# Goal
Give every line below again, exactly.

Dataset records
--- begin ---

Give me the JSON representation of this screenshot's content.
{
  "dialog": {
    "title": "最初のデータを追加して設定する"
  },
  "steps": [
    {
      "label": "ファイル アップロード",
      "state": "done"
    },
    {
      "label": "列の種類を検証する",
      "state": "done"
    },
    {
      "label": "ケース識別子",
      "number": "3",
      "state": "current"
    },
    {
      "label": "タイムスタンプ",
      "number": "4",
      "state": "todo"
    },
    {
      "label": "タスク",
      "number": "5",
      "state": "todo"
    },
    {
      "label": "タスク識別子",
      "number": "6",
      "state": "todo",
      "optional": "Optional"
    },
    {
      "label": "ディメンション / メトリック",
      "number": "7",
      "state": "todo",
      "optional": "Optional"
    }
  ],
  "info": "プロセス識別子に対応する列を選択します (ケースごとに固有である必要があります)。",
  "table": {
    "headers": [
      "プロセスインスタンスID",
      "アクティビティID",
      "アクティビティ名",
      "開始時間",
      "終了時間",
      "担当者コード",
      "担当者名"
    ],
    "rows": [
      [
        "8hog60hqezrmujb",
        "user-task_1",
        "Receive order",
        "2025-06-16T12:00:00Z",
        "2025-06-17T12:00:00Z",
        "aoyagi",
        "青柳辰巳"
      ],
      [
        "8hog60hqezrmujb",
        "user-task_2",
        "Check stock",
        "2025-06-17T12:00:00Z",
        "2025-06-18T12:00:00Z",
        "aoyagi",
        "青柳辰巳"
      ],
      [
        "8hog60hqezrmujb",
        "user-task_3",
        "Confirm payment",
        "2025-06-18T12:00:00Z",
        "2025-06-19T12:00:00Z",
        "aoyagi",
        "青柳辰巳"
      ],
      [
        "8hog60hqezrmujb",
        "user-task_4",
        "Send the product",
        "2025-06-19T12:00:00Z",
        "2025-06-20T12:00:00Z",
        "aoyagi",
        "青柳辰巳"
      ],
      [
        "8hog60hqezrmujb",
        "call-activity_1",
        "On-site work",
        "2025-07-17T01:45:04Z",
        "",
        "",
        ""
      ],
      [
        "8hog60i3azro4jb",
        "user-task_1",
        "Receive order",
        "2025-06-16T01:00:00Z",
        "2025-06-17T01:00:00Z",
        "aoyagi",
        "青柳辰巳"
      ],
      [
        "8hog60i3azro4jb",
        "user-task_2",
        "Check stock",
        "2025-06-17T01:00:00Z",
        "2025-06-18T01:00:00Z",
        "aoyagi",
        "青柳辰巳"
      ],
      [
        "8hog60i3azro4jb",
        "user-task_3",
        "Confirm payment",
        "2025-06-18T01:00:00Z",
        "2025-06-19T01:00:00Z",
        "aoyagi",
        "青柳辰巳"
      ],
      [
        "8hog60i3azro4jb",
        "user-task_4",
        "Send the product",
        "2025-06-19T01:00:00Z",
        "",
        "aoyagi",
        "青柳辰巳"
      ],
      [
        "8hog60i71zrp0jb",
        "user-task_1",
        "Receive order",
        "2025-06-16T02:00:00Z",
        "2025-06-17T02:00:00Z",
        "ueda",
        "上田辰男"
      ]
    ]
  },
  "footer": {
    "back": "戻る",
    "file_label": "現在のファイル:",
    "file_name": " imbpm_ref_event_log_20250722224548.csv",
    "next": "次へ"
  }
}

--- end ---

# Exercise output
Give me the JSON representation of this screenshot's content.
{
  "dialog": {
    "title": "最初のデータを追加して設定する"
  },
  "steps": [
    {
      "label": "ファイル アップロード",
      "state": "done"
    },
    {
      "label": "列の種類を検証する",
      "state": "done"
    },
    {
      "label": "ケース識別子",
      "number": "3",
      "state": "current"
    },
    {
      "label": "タイムスタンプ",
      "number": "4",
      "state": "todo"
    },
    {
      "label": "タスク",
      "number": "5",
      "state": "todo"
    },
    {
      "label": "タスク識別子",
      "number": "6",
      "state": "todo",
      "optional": "Optional"
    },
    {
      "label": "ディメンション / メトリック",
      "number": "7",
      "state": "todo",
      "optional": "Optional"
    }
  ],
  "info": "プロセス識別子に対応する列を選択します (ケースごとに固有である必要があります)。",
  "table": {
    "headers": [
      "プロセスインスタンスID",
      "アクティビティID",
      "アクティビティ名",
      "開始時間",
      "終了時間",
      "担当者コード",
      "担当者名"
    ],
    "rows": [
      [
        "8hog60hqezrmujb",
        "user-task_1",
        "Receive order",
        "2025-06-16T12:00:00Z",
        "2025-06-17T12:00:00Z",
        "aoyagi",
        "青柳辰巳"
      ],
      [
        "8hog60hqezrmujb",
        "user-task_2",
        "Check stock",
        "2025-06-17T12:00:00Z",
        "2025-06-18T12:00:00Z",
        "aoyagi",
        "青柳辰巳"
      ],
      [
        "8hog60hqezrmujb",
        "user-task_3",
        "Confirm payment",
        "2025-06-18T12:00:00Z",
        "2025-06-19T12:00:00Z",
        "aoyagi",
        "青柳辰巳"
      ],
      [
        "8hog60hqezrmujb",
        "user-task_4",
        "Send the product",
        "2025-06-19T12:00:00Z",
        "2025-06-20T12:00:00Z",
        "aoyagi",
        "青柳辰巳"
      ],
      [
        "8hog60hqezrmujb",
        "call-activity_1",
        "On-site work",
        "2025-07-17T01:45:04Z",
        "",
        "",
        ""
      ],
      [
        "8hog60i3azro4jb",
        "user-task_1",
        "Receive order",
        "2025-06-16T01:00:00Z",
        "2025-06-17T01:00:00Z",
        "aoyagi",
        "青柳辰巳"
      ],
      [
        "8hog60i3azro4jb",
        "user-task_2",
        "Check stock",
        "2025-06-17T01:00:00Z",
        "2025-06-18T01:00:00Z",
        "aoyagi",
        "青柳辰巳"
      ],
      [
        "8hog60i3azro4jb",
        "user-task_3",
        "Confirm payment",
        "2025-06-18T01:00:00Z",
        "2025-06-19T01:00:00Z",
        "aoyagi",
        "青柳辰巳"
      ],
      [
        "8hog60i3azro4jb",
        "user-task_4",
        "Send the product",
        "2025-06-19T01:00:00Z",
        "",
        "aoyagi",
        "青柳辰巳"
      ],
      [
        "8hog60i71zrp0jb",
        "user-task_1",
        "Receive order",
        "2025-06-16T02:00:00Z",
        "2025-06-17T02:00:00Z",
        "ueda",
        "上田辰男"
      ]
    ]
  },
  "footer": {
    "back": "戻る",
    "file_label": "現在のファイル:",
    "file_name": " imbpm_ref_event_log_20250722224548.csv",
    "next": "次へ"
  }
}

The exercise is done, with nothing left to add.